### REQUIRED TASK 1:
In the patent claims, what can the guaranteed rental income protection be marketed as?

### SELECTED EXCERPT:
>> BEGIN
2. The system of claim 1, wherein the platform components are at least partially operable as a decentralized autonomous organization.
3. The system of claim 1, further comprising:
a smart contract component to define at least part of the rules and execute an action of a smart contract upon compliance with a condition of the rules; and
wherein the rules comprise determining the likelihood of compatibility between the parties to the transactional relationship.
4. The system of claim 3, further comprising:
a broker-assisted component to assist an agent with the transactional relationship comprising:
an agent-renter CRM aspect to at least partially automate tasks related to the transactional relationship using the smart contract, and
a renter qualification aspect that works with the matching component to substantially identify the renter with the likelihood of compatibility with the landlord for the real property unit in consideration for the transactional relationship.
5. The system of claim 1, wherein the database is at least partially provided as a distributed ledger, and wherein the data added to the database is added to the distributed ledger.
6. The system of claim 1, further comprising:
a guaranteed rental income protection to assure financial stability in the transactional relationship;
wherein the rules comprise a threshold of eligibility for the guaranteed rental income protection;
wherein the guaranteed rental income protection is selectively offered for the transactional relationship that meets the threshold of eligibility; and
wherein the guaranteed rental income protection is marketable as a financial instrument.
7. The system of claim 1, wherein the database is provided as a blockchain to store the data, wherein the data being added or manipulated is added as at least part of a block to the blockchain, and wherein historical transactions associated with the data is accessible from the blockchain.
8. The system of claim 7, further comprising:
a guaranteed rental income protection to assure financial stability in the transactional relationship;
wherein the rules comprise a threshold of eligibility for the guaranteed rental income protection;
wherein the guaranteed rental income protection is selectively offered for the transactional relationship that meets the threshold of eligibility;
wherein the guaranteed rental income protection is reflective of at least part of the data stored in the blockchain; and
wherein the guaranteed rental income protection is stored in the blockchain.
>> END
### RECORD EXCERPTS:
>> BEGIN
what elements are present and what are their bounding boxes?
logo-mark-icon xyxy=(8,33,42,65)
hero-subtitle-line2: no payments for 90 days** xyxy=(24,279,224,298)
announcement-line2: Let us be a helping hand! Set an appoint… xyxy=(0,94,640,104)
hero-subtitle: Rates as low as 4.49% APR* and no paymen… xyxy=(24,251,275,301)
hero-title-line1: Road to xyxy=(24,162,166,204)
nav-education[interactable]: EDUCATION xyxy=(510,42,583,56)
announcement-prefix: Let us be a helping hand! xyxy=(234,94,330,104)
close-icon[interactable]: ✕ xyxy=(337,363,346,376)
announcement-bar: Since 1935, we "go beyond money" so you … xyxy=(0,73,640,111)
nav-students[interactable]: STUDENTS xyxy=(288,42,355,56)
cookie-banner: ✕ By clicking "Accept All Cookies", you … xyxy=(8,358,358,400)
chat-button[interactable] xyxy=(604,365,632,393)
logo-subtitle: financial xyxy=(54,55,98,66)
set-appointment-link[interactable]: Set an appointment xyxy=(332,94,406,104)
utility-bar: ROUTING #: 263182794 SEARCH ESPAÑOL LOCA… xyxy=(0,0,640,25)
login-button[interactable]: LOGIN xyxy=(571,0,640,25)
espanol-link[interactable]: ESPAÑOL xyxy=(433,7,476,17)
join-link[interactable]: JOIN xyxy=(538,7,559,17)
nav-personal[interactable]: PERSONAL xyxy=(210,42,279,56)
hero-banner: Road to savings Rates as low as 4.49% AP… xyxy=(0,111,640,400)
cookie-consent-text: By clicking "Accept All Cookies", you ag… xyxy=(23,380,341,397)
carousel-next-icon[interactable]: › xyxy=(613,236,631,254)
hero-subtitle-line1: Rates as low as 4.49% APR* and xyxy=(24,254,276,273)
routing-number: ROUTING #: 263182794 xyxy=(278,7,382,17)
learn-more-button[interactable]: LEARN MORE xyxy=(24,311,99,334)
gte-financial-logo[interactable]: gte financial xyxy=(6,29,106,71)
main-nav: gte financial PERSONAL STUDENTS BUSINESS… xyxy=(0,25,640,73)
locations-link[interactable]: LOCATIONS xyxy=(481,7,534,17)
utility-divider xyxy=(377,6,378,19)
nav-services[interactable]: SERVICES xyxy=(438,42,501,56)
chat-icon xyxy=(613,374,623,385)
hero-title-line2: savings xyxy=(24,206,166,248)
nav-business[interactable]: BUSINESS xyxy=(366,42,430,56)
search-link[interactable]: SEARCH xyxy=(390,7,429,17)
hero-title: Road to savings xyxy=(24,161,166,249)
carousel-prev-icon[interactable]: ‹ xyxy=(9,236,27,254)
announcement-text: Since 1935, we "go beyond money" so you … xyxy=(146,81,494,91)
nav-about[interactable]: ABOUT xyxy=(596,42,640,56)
>> END
### REQUIRED TASK 2:
Starting at the beginning of the records and ending at the line that contains "nav-education[interactable]: EDUCATION xyxy=(510,42,583,56)", rename "Road to" to "Path to" and give back only those lines, otherwise unchanged.

### RESPONSE 1:
A financial instrument.

### RESPONSE 2:
what elements are present and what are their bounding boxes?
logo-mark-icon xyxy=(8,33,42,65)
hero-subtitle-line2: no payments for 90 days** xyxy=(24,279,224,298)
announcement-line2: Let us be a helping hand! Set an appoint… xyxy=(0,94,640,104)
hero-subtitle: Rates as low as 4.49% APR* and no paymen… xyxy=(24,251,275,301)
hero-title-line1: Path to xyxy=(24,162,166,204)
nav-education[interactable]: EDUCATION xyxy=(510,42,583,56)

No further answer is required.